» Direction
Write out all the data again, exactly as it stands.

» Data
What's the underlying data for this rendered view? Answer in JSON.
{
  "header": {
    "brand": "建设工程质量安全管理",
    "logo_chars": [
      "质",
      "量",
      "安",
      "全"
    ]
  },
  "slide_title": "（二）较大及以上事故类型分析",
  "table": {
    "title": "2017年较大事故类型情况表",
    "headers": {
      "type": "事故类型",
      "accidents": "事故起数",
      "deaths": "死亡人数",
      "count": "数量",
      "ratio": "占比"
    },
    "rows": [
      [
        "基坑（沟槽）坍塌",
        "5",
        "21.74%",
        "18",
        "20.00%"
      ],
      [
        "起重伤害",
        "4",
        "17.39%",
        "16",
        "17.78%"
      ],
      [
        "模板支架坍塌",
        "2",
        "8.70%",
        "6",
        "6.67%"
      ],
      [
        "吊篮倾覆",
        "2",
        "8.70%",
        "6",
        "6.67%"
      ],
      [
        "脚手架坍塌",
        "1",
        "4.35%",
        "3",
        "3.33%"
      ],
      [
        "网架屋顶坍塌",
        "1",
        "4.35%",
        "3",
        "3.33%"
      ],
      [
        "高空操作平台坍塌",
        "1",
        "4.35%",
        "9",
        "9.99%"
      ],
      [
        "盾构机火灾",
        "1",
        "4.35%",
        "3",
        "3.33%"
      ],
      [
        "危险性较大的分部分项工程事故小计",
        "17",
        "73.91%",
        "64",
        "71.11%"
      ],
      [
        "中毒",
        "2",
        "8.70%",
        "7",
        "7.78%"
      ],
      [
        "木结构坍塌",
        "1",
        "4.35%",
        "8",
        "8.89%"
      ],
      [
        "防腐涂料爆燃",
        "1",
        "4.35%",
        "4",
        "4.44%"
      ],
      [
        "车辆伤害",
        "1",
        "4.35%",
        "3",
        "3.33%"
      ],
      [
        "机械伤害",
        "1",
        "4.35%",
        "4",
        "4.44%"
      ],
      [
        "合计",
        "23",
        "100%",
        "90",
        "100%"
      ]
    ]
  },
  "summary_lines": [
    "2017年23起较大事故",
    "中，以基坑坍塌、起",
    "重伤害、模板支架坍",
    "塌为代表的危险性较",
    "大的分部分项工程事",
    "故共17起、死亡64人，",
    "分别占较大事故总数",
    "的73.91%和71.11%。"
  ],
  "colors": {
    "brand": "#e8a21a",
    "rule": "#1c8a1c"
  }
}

» Response for this exercise
What's the underlying data for this rendered view? Answer in JSON.
{
  "header": {
    "brand": "建设工程质量安全管理",
    "logo_chars": [
      "质",
      "量",
      "安",
      "全"
    ]
  },
  "slide_title": "（二）较大及以上事故类型分析",
  "table": {
    "title": "2017年较大事故类型情况表",
    "headers": {
      "type": "事故类型",
      "accidents": "事故起数",
      "deaths": "死亡人数",
      "count": "数量",
      "ratio": "占比"
    },
    "rows": [
      [
        "基坑（沟槽）坍塌",
        "5",
        "21.74%",
        "18",
        "20.00%"
      ],
      [
        "起重伤害",
        "4",
        "17.39%",
        "16",
        "17.78%"
      ],
      [
        "模板支架坍塌",
        "2",
        "8.70%",
        "6",
        "6.67%"
      ],
      [
        "吊篮倾覆",
        "2",
        "8.70%",
        "6",
        "6.67%"
      ],
      [
        "脚手架坍塌",
        "1",
        "4.35%",
        "3",
        "3.33%"
      ],
      [
        "网架屋顶坍塌",
        "1",
        "4.35%",
        "3",
        "3.33%"
      ],
      [
        "高空操作平台坍塌",
        "1",
        "4.35%",
        "9",
        "9.99%"
      ],
      [
        "盾构机火灾",
        "1",
        "4.35%",
        "3",
        "3.33%"
      ],
      [
        "危险性较大的分部分项工程事故小计",
        "17",
        "73.91%",
        "64",
        "71.11%"
      ],
      [
        "中毒",
        "2",
        "8.70%",
        "7",
        "7.78%"
      ],
      [
        "木结构坍塌",
        "1",
        "4.35%",
        "8",
        "8.89%"
      ],
      [
        "防腐涂料爆燃",
        "1",
        "4.35%",
        "4",
        "4.44%"
      ],
      [
        "车辆伤害",
        "1",
        "4.35%",
        "3",
        "3.33%"
      ],
      [
        "机械伤害",
        "1",
        "4.35%",
        "4",
        "4.44%"
      ],
      [
        "合计",
        "23",
        "100%",
        "90",
        "100%"
      ]
    ]
  },
  "summary_lines": [
    "2017年23起较大事故",
    "中，以基坑坍塌、起",
    "重伤害、模板支架坍",
    "塌为代表的危险性较",
    "大的分部分项工程事",
    "故共17起、死亡64人，",
    "分别占较大事故总数",
    "的73.91%和71.11%。"
  ],
  "colors": {
    "brand": "#e8a21a",
    "rule": "#1c8a1c"
  }
}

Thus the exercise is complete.